[Start of RECORD EXTRACTS]

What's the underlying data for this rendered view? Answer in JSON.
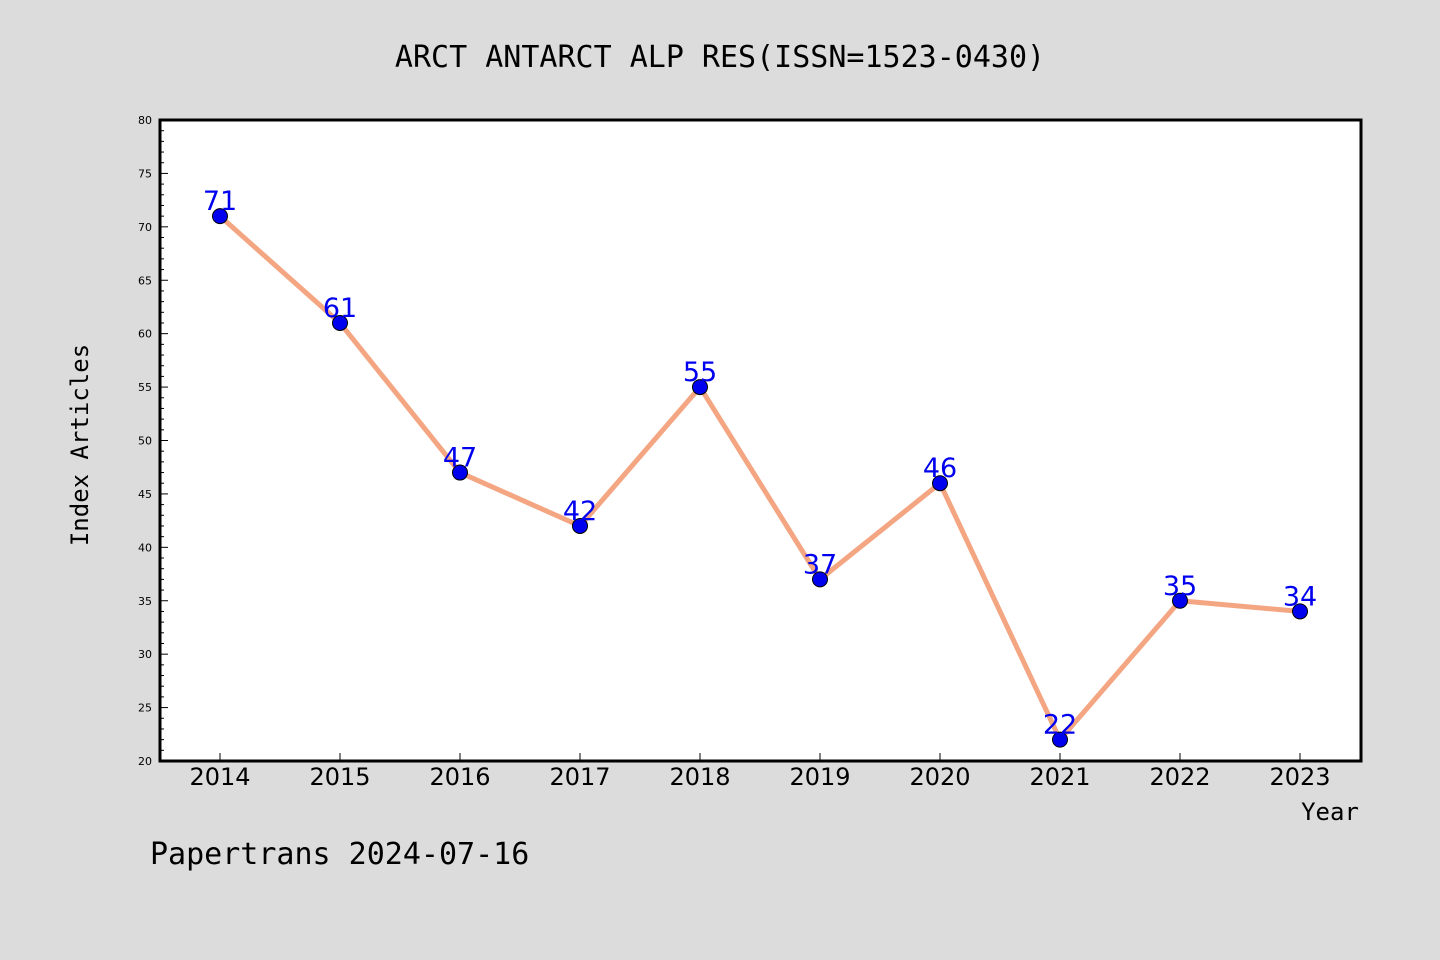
{
  "chart_data": {
    "type": "line",
    "title": "ARCT ANTARCT ALP RES(ISSN=1523-0430)",
    "xlabel": "Year",
    "ylabel": "Index Articles",
    "categories": [
      "2014",
      "2015",
      "2016",
      "2017",
      "2018",
      "2019",
      "2020",
      "2021",
      "2022",
      "2023"
    ],
    "values": [
      71,
      61,
      47,
      42,
      55,
      37,
      46,
      22,
      35,
      34
    ],
    "ylim": [
      20,
      80
    ],
    "yticks": [
      20,
      25,
      30,
      35,
      40,
      45,
      50,
      55,
      60,
      65,
      70,
      75,
      80
    ],
    "grid": false,
    "line_color": "#f4a582",
    "marker_color": "#0000ee",
    "label_color": "#0000ee"
  },
  "footer": "Papertrans 2024-07-16"
}
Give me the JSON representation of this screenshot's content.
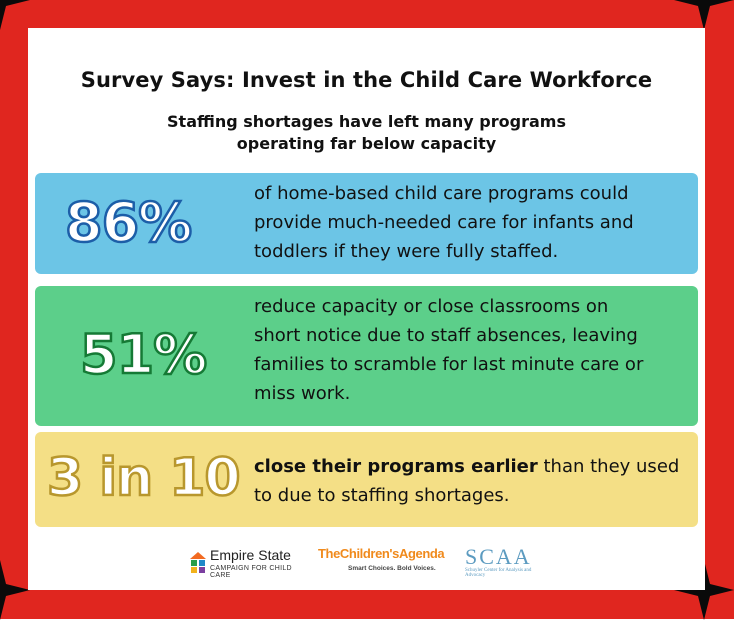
{
  "title": "Survey Says: Invest in the Child Care Workforce",
  "subtitle_line1": "Staffing shortages have left many programs",
  "subtitle_line2": "operating far below capacity",
  "stats": [
    {
      "value": "86%",
      "color": "#6cc5e6",
      "lines": [
        "of home-based child care programs could",
        "provide much-needed care for infants and",
        "toddlers if they were fully staffed."
      ]
    },
    {
      "value": "51%",
      "color": "#5ccf8a",
      "lines": [
        "reduce capacity or close classrooms on",
        "short notice due to staff absences, leaving",
        "families to scramble for last minute care or",
        "miss work."
      ]
    },
    {
      "value": "3 in 10",
      "color": "#f4df86",
      "bold_lead": "close their programs earlier",
      "line1_rest": " than they used",
      "line2": "to due to staffing shortages."
    }
  ],
  "logos": {
    "empire_state": {
      "name": "Empire State",
      "sub": "CAMPAIGN FOR CHILD CARE",
      "icon": "house-icon"
    },
    "childrens_agenda": {
      "name": "TheChildren'sAgenda",
      "tagline": "Smart Choices. Bold Voices."
    },
    "scaa": {
      "mark": "SCAA",
      "line": "Schuyler Center for Analysis and Advocacy"
    }
  },
  "colors": {
    "frame": "#e0261f",
    "corner_star": "#0a0a0a",
    "card": "#ffffff"
  }
}
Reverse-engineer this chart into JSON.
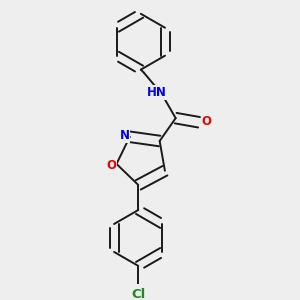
{
  "background_color": "#eeeeee",
  "bond_color": "#1a1a1a",
  "atom_colors": {
    "N": "#0000ee",
    "O": "#ee0000",
    "Cl": "#228822",
    "C": "#1a1a1a"
  },
  "font_size": 8.5,
  "line_width": 1.4,
  "dbo": 0.018
}
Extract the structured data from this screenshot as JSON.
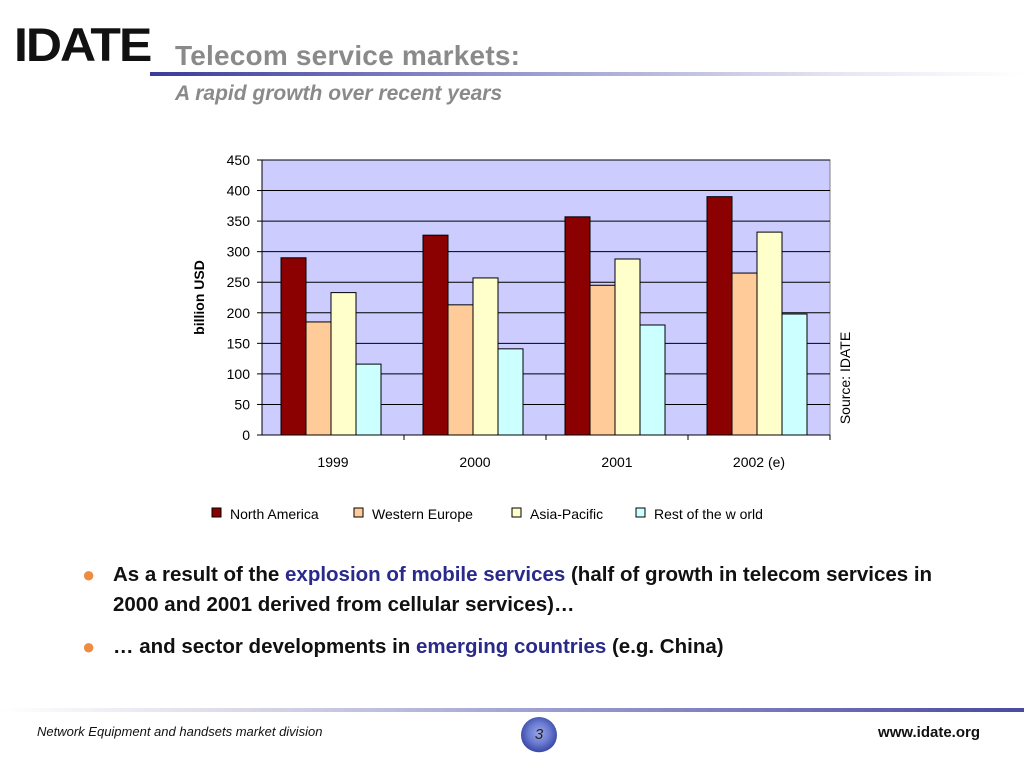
{
  "header": {
    "logo": "IDATE",
    "title": "Telecom service markets:",
    "subtitle": "A rapid growth over recent years"
  },
  "chart_data": {
    "type": "bar",
    "categories": [
      "1999",
      "2000",
      "2001",
      "2002 (e)"
    ],
    "series": [
      {
        "name": "North America",
        "color": "#8b0000",
        "values": [
          290,
          327,
          357,
          390
        ]
      },
      {
        "name": "Western Europe",
        "color": "#ffcc99",
        "values": [
          185,
          213,
          245,
          265
        ]
      },
      {
        "name": "Asia-Pacific",
        "color": "#ffffcc",
        "values": [
          233,
          257,
          288,
          332
        ]
      },
      {
        "name": "Rest of the w orld",
        "color": "#ccffff",
        "values": [
          116,
          141,
          180,
          198
        ]
      }
    ],
    "ylabel": "billion USD",
    "ylim": [
      0,
      450
    ],
    "yticks": [
      "0",
      "50",
      "100",
      "150",
      "200",
      "250",
      "300",
      "350",
      "400",
      "450"
    ],
    "source_note": "Source: IDATE",
    "plot_background": "#ccccff",
    "grid": true,
    "legend_position": "bottom"
  },
  "bullets": [
    {
      "before": "As a result of the ",
      "highlight": "explosion of mobile services",
      "after": " (half of growth in telecom services in 2000 and 2001 derived from cellular services)…"
    },
    {
      "before": "… and sector developments in ",
      "highlight": "emerging countries",
      "after": " (e.g. China)"
    }
  ],
  "footer": {
    "division": "Network Equipment and handsets market division",
    "page_number": "3",
    "website": "www.idate.org"
  }
}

[End of RECORD EXTRACTS]

- _SET TASK_: Extract lines where the string "capacity" occurs.

- _TASK OUTPUT_:
  "subtitle_line2": "operating far below capacity",
        "reduce capacity or close classrooms on",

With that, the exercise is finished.